GIVEN TEXT –

··········

Lake Ka-Ho, Inc. v. Kramer, 131 Ill. App. 3d 782 (1985)

March 13, 1985 · Illinois Appellate Court · No. 5—84—0429
131 Ill. App. 3d 782

LAKE KA-HO, INC., et al., Petitioners-Appellees, v. JOHN KRAMER, Director, Department of Transportation, Defendant-Appellant.

Fifth District

No. 5—84—0429

Opinion filed March 13,1985.

Rehearing denied April 16,1985.

*783HARRISON, J., dissenting.

Neil F. Hartigan, Attorney General, of Springfield (D. A. McGrady, Special Assistant Attorney General, and Roy E. Frazer, Jr., Assistant Attorney General, of counsel), for appellant.

Ronald C. Mottaz, of Thomas, Mottaz, Eastman & Sherwood, of Alton, for appellees.

JUSTICE WELCH

delivered the opinion of the court:

Petitioners Lake Ka-Ho, Inc., and J. C. Smith, Billy R. Summers, and William L. Peipert, Jr., trustees of Lake Ka-Ho Subdivision, commenced this mandamus action in the circuit court of Madison County to compel defendant John Kramer, Director of the Department of Transportation, State of Illinois (the Director), to institute eminent domain proceedings with respect to real property located in Lake KaHo Subdivision in Macoupin County. The Director objected to venue in *784Madison County and also moved that the petition be dismissed for want of jurisdiction. From denial of said motions, the Director appealed to this court pursuant to Supreme Court Rule 308. (87 Ill. 2d R. 308.) This court dismissed the appeal. The Director then moved that the circuit court reconsider its prior orders in the case. From the denial of the latter motion, the Director sought leave to appeal pursuant to Supreme Court Rule 306 (87 Ill. 2d R. 306.) This court granted said petition. We reverse.

··········

DATA SUPPLIED –

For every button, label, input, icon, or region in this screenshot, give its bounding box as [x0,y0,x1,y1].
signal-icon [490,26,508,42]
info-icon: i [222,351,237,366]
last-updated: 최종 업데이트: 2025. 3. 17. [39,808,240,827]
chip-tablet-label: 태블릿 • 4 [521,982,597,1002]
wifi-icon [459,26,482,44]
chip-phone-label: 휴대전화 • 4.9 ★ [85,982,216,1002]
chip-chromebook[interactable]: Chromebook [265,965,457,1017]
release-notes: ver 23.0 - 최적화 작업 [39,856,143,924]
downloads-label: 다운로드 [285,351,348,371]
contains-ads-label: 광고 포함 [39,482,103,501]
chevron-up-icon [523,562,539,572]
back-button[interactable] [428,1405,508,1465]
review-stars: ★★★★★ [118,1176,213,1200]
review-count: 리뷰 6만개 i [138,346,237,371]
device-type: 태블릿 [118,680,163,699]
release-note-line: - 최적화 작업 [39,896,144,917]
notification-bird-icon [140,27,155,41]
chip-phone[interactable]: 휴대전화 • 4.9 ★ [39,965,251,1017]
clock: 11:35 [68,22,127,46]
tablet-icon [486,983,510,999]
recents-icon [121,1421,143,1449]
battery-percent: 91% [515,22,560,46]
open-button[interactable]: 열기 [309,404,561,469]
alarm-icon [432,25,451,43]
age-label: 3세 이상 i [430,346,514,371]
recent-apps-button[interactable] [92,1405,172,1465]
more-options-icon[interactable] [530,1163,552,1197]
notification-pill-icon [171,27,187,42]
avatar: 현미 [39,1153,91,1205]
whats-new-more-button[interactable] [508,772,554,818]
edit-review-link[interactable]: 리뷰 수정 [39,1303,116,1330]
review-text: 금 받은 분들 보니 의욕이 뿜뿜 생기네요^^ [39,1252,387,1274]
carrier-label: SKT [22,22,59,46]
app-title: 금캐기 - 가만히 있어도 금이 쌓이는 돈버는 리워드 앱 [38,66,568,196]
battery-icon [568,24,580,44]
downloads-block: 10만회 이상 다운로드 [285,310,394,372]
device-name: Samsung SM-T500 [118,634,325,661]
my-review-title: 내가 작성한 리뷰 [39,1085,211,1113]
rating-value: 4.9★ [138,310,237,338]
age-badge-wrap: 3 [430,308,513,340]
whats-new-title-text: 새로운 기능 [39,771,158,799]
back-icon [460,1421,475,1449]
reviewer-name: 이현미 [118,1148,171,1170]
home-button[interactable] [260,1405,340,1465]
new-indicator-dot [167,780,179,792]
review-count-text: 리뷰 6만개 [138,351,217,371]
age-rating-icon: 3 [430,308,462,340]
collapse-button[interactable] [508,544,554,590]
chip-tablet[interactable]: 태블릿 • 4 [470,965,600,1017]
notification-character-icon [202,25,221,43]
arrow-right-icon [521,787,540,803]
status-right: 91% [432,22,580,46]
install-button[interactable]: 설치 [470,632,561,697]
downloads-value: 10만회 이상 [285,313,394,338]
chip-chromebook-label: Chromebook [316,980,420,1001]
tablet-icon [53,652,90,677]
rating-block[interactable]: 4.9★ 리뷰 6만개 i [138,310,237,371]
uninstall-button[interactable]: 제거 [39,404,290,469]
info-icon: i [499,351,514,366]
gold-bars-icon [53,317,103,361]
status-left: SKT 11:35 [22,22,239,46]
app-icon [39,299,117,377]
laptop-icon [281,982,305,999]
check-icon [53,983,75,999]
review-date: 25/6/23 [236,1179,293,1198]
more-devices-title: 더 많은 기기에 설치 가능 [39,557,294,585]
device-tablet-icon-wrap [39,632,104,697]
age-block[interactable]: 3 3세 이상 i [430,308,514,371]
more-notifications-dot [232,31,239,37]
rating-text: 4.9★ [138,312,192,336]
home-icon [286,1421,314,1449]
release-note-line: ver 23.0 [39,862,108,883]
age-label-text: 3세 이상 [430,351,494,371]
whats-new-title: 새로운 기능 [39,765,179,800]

··········

EXERCISE AIM – Reproduce verbatim the passage of the court opinion starting at "LAKE KA-HO, INC., et" and ending at "filed March 13,1985.". Work from the court opinion alone and nothing else.

SOLVED EXERCISE –
LAKE KA-HO, INC., et al., Petitioners-Appellees, v. JOHN KRAMER, Director, Department of Transportation, Defendant-Appellant.

Fifth District

No. 5—84—0429

Opinion filed March 13,1985.